WRITTEN REQUEST:
Copy the lines below as they are; omit the images they contain.

[Saved entries]
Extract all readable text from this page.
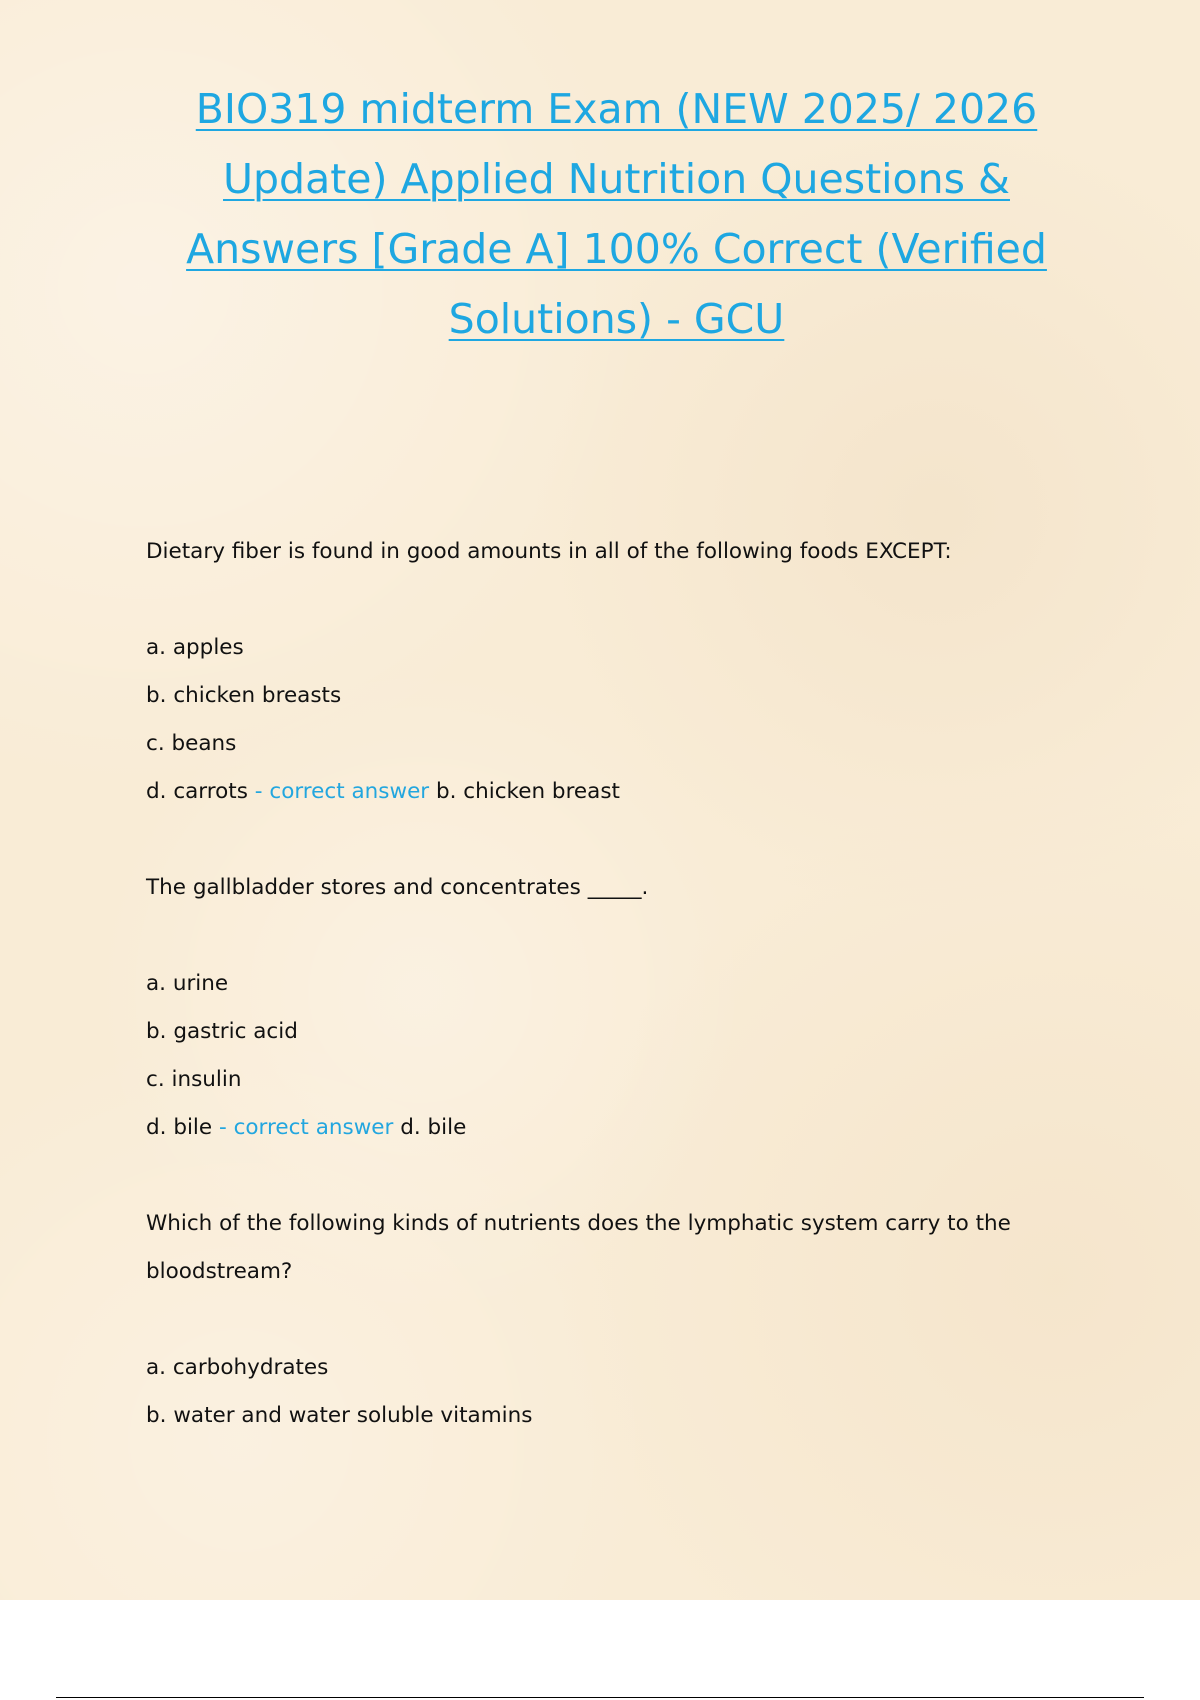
BIO319 midterm Exam (NEW 2025/ 2026 Update) Applied Nutrition Questions & Answers [Grade A] 100% Correct (Verified Solutions) - GCU

Dietary fiber is found in good amounts in all of the following foods EXCEPT:

a. apples
b. chicken breasts
c. beans
d. carrots - correct answer b. chicken breast

The gallbladder stores and concentrates _____.

a. urine
b. gastric acid
c. insulin
d. bile - correct answer d. bile

Which of the following kinds of nutrients does the lymphatic system carry to the bloodstream?

a. carbohydrates
b. water and water soluble vitamins
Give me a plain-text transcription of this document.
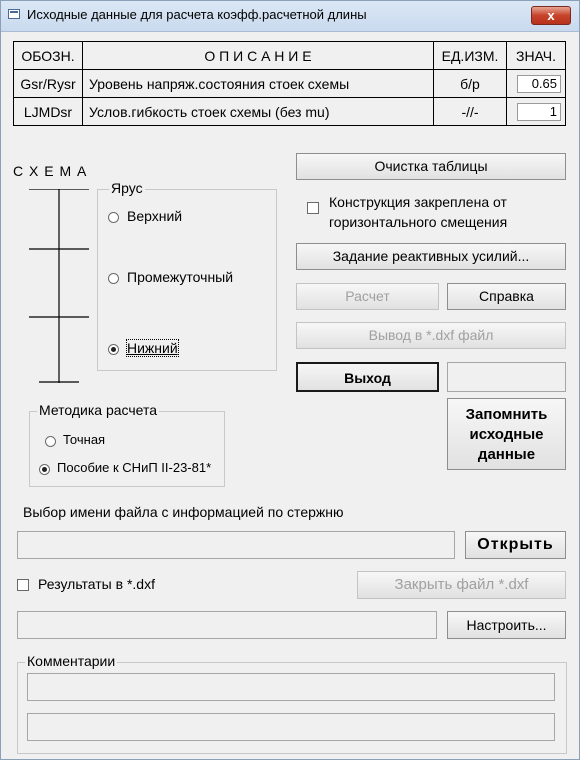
Исходные данные для расчета коэфф.расчетной длины	x
ОБОЗН.	О П И С А Н И Е	ЕД.ИЗМ.	ЗНАЧ.
Gsr/Rysr	Уровень напряж.состояния стоек схемы	б/р	0.65

LJMDsr	Услов.гибкость стоек схемы (без mu)	-//-	1
С Х Е М А
Ярус
Верхний
Промежуточный
Нижний
Очистка таблицы
Конструкция закреплена от
горизонтального смещения
Задание реактивных усилий...
Расчет	Справка
Вывод в *.dxf файл
Выход
Методика расчета
Точная
Пособие к СНиП II-23-81*
Запомнить исходные данные
Выбор имени файла с информацией по стержню
Открыть
Результаты в *.dxf	Закрыть файл *.dxf
Настроить...
Комментарии
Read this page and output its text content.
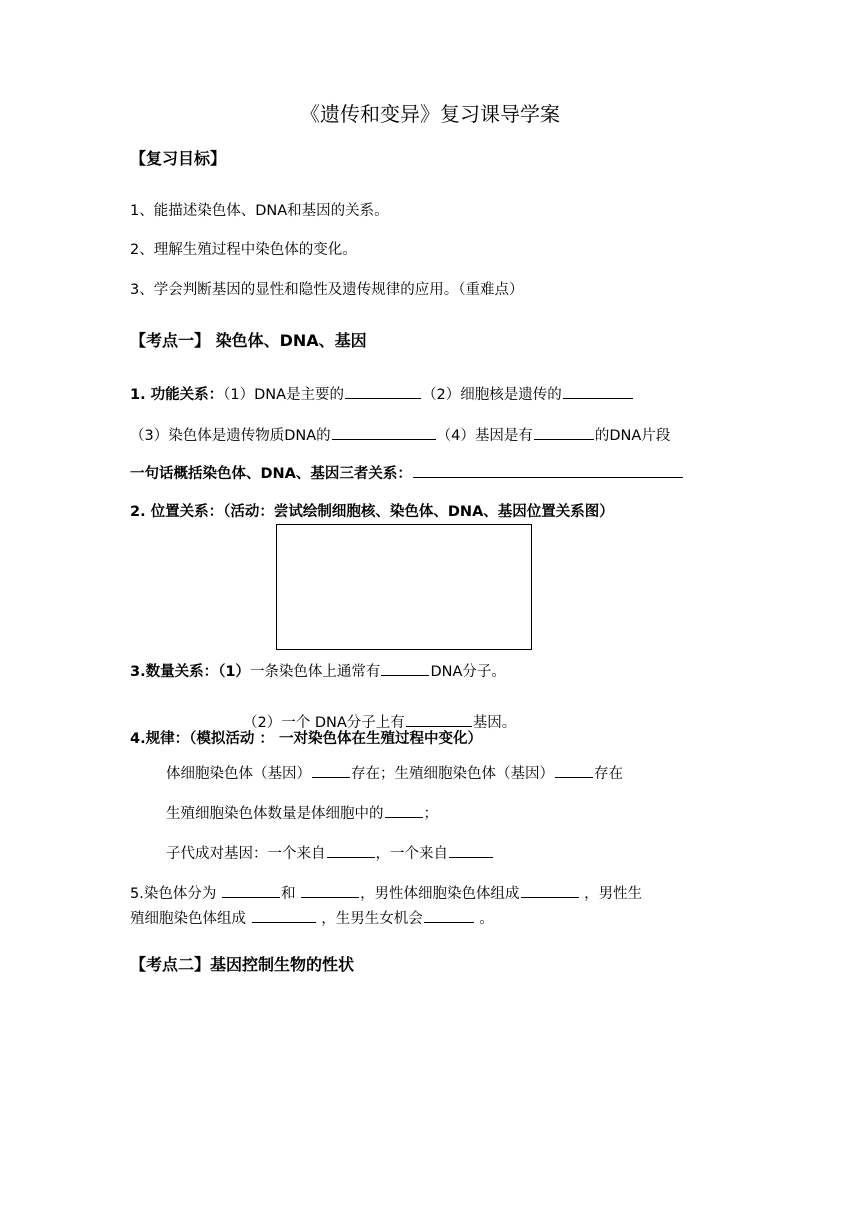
《遗传和变异》复习课导学案
【复习目标】
1、能描述染色体、DNA和基因的关系。
2、理解生殖过程中染色体的变化。
3、学会判断基因的显性和隐性及遗传规律的应用。（重难点）
【考点一】 染色体、DNA、基因
1. 功能关系：（1）DNA是主要的	（2）细胞核是遗传的
（3）染色体是遗传物质DNA的	（4）基因是有	的DNA片段
一句话概括染色体、DNA、基因三者关系：
2. 位置关系：（活动：尝试绘制细胞核、染色体、DNA、基因位置关系图）
3.数量关系：（1）一条染色体上通常有	DNA分子。
（2）一个 DNA分子上有	基因。
4.规律：（模拟活动 ： 一对染色体在生殖过程中变化）
体细胞染色体（基因）	存在；生殖细胞染色体（基因）	存在
生殖细胞染色体数量是体细胞中的	；
子代成对基因：一个来自	，一个来自
5.染色体分为	和	，男性体细胞染色体组成	，男性生
殖细胞染色体组成	，生男生女机会	。
【考点二】基因控制生物的性状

REPLY TO THE EXERCISE:
Extract all readable text from this page.
BIO319 midterm Exam (NEW 2025/ 2026 Update) Applied Nutrition Questions & Answers [Grade A] 100% Correct (Verified Solutions) - GCU

Dietary fiber is found in good amounts in all of the following foods EXCEPT:

a. apples
b. chicken breasts
c. beans
d. carrots - correct answer b. chicken breast

The gallbladder stores and concentrates _____.

a. urine
b. gastric acid
c. insulin
d. bile - correct answer d. bile

Which of the following kinds of nutrients does the lymphatic system carry to the bloodstream?

a. carbohydrates
b. water and water soluble vitamins
Give me a plain-text transcription of this document.
Исходные данные для расчета коэфф.расчетной длины	x
ОБОЗН.	О П И С А Н И Е	ЕД.ИЗМ.	ЗНАЧ.
Gsr/Rysr	Уровень напряж.состояния стоек схемы	б/р	0.65

LJMDsr	Услов.гибкость стоек схемы (без mu)	-//-	1
С Х Е М А
Ярус
Верхний
Промежуточный
Нижний
Очистка таблицы
Конструкция закреплена от
горизонтального смещения
Задание реактивных усилий...
Расчет	Справка
Вывод в *.dxf файл
Выход
Методика расчета
Точная
Пособие к СНиП II-23-81*
Запомнить исходные данные
Выбор имени файла с информацией по стержню
Открыть
Результаты в *.dxf	Закрыть файл *.dxf
Настроить...
Комментарии
Read this page and output its text content.
《遗传和变异》复习课导学案
【复习目标】
1、能描述染色体、DNA和基因的关系。
2、理解生殖过程中染色体的变化。
3、学会判断基因的显性和隐性及遗传规律的应用。（重难点）
【考点一】 染色体、DNA、基因
1. 功能关系：（1）DNA是主要的	（2）细胞核是遗传的
（3）染色体是遗传物质DNA的	（4）基因是有	的DNA片段
一句话概括染色体、DNA、基因三者关系：
2. 位置关系：（活动：尝试绘制细胞核、染色体、DNA、基因位置关系图）
3.数量关系：（1）一条染色体上通常有	DNA分子。
（2）一个 DNA分子上有	基因。
4.规律：（模拟活动 ： 一对染色体在生殖过程中变化）
体细胞染色体（基因）	存在；生殖细胞染色体（基因）	存在
生殖细胞染色体数量是体细胞中的	；
子代成对基因：一个来自	，一个来自
5.染色体分为	和	，男性体细胞染色体组成	，男性生
殖细胞染色体组成	，生男生女机会	。
【考点二】基因控制生物的性状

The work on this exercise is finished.